What the exercise asks:
Gather every line below where "MxCloud" appears.

Exercise data:
▽

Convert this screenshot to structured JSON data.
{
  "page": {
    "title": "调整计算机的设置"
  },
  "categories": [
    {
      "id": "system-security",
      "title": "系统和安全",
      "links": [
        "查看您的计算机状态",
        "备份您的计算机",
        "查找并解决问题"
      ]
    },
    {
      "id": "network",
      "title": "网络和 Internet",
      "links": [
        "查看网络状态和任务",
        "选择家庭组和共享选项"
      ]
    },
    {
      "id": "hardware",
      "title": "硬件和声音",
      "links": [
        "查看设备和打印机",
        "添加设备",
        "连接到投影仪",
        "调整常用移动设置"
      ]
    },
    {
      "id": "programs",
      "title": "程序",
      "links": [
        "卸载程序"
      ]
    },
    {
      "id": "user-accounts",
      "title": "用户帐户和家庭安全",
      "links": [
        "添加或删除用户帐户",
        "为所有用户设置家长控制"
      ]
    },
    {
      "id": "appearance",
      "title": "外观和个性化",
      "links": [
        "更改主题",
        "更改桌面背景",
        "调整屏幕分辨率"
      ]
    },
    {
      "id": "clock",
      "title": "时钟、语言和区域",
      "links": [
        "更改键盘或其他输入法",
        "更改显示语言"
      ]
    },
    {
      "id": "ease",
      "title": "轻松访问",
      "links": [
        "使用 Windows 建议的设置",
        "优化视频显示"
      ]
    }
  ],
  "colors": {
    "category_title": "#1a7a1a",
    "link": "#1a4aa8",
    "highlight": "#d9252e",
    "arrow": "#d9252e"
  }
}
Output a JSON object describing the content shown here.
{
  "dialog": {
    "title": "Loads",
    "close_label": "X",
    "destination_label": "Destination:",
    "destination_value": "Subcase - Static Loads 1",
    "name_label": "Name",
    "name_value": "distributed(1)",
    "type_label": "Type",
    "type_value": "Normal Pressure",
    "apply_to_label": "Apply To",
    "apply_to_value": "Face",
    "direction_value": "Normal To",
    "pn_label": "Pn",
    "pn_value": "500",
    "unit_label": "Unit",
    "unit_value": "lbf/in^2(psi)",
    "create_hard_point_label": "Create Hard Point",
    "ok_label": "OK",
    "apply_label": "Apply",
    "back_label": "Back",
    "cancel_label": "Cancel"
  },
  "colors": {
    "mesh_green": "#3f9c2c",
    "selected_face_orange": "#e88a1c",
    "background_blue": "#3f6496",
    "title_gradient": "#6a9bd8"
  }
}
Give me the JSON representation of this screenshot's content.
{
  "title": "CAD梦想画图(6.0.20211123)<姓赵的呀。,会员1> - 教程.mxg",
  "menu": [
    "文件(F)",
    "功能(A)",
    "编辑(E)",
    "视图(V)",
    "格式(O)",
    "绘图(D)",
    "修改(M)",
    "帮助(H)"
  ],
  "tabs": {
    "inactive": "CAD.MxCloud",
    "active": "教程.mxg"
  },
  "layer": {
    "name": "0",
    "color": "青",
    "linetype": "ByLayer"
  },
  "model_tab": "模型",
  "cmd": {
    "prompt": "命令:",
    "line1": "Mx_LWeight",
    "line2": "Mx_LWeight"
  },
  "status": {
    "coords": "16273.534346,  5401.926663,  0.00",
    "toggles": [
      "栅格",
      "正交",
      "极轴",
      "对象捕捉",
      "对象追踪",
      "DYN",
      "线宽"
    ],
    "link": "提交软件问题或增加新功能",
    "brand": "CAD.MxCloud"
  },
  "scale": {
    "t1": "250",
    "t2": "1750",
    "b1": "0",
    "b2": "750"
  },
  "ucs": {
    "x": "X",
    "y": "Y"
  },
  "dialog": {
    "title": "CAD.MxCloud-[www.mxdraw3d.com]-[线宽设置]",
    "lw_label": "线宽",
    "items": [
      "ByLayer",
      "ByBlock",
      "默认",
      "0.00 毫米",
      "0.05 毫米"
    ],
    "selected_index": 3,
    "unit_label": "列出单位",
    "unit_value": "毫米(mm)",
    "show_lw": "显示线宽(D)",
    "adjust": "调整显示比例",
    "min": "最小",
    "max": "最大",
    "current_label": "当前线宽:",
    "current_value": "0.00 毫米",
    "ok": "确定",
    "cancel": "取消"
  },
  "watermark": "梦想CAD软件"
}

△

Written answer:
    "inactive": "CAD.MxCloud",
    "brand": "CAD.MxCloud"
    "title": "CAD.MxCloud-[www.mxdraw3d.com]-[线宽设置]",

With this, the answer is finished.